Material:
※
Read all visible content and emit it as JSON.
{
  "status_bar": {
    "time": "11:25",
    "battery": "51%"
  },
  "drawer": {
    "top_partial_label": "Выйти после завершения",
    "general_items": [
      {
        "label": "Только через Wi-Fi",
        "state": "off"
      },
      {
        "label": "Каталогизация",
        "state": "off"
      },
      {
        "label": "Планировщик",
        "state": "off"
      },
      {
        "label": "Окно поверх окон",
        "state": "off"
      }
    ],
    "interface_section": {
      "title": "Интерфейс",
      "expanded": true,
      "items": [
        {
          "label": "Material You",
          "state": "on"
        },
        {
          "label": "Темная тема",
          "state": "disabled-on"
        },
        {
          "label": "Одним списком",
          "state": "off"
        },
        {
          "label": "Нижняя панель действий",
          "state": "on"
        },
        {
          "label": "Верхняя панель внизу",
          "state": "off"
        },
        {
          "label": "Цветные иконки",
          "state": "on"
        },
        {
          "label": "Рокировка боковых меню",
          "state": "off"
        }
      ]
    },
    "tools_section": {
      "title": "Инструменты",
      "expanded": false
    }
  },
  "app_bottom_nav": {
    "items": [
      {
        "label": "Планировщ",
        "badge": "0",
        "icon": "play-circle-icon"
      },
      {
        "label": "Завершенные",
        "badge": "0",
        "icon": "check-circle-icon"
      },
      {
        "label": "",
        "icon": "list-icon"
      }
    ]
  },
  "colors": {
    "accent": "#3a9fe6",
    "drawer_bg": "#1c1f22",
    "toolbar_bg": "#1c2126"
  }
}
※
Exercise directions: Write out all the records above again, exactly as they stand.

The output:
Read all visible content and emit it as JSON.
{
  "status_bar": {
    "time": "11:25",
    "battery": "51%"
  },
  "drawer": {
    "top_partial_label": "Выйти после завершения",
    "general_items": [
      {
        "label": "Только через Wi-Fi",
        "state": "off"
      },
      {
        "label": "Каталогизация",
        "state": "off"
      },
      {
        "label": "Планировщик",
        "state": "off"
      },
      {
        "label": "Окно поверх окон",
        "state": "off"
      }
    ],
    "interface_section": {
      "title": "Интерфейс",
      "expanded": true,
      "items": [
        {
          "label": "Material You",
          "state": "on"
        },
        {
          "label": "Темная тема",
          "state": "disabled-on"
        },
        {
          "label": "Одним списком",
          "state": "off"
        },
        {
          "label": "Нижняя панель действий",
          "state": "on"
        },
        {
          "label": "Верхняя панель внизу",
          "state": "off"
        },
        {
          "label": "Цветные иконки",
          "state": "on"
        },
        {
          "label": "Рокировка боковых меню",
          "state": "off"
        }
      ]
    },
    "tools_section": {
      "title": "Инструменты",
      "expanded": false
    }
  },
  "app_bottom_nav": {
    "items": [
      {
        "label": "Планировщ",
        "badge": "0",
        "icon": "play-circle-icon"
      },
      {
        "label": "Завершенные",
        "badge": "0",
        "icon": "check-circle-icon"
      },
      {
        "label": "",
        "icon": "list-icon"
      }
    ]
  },
  "colors": {
    "accent": "#3a9fe6",
    "drawer_bg": "#1c1f22",
    "toolbar_bg": "#1c2126"
  }
}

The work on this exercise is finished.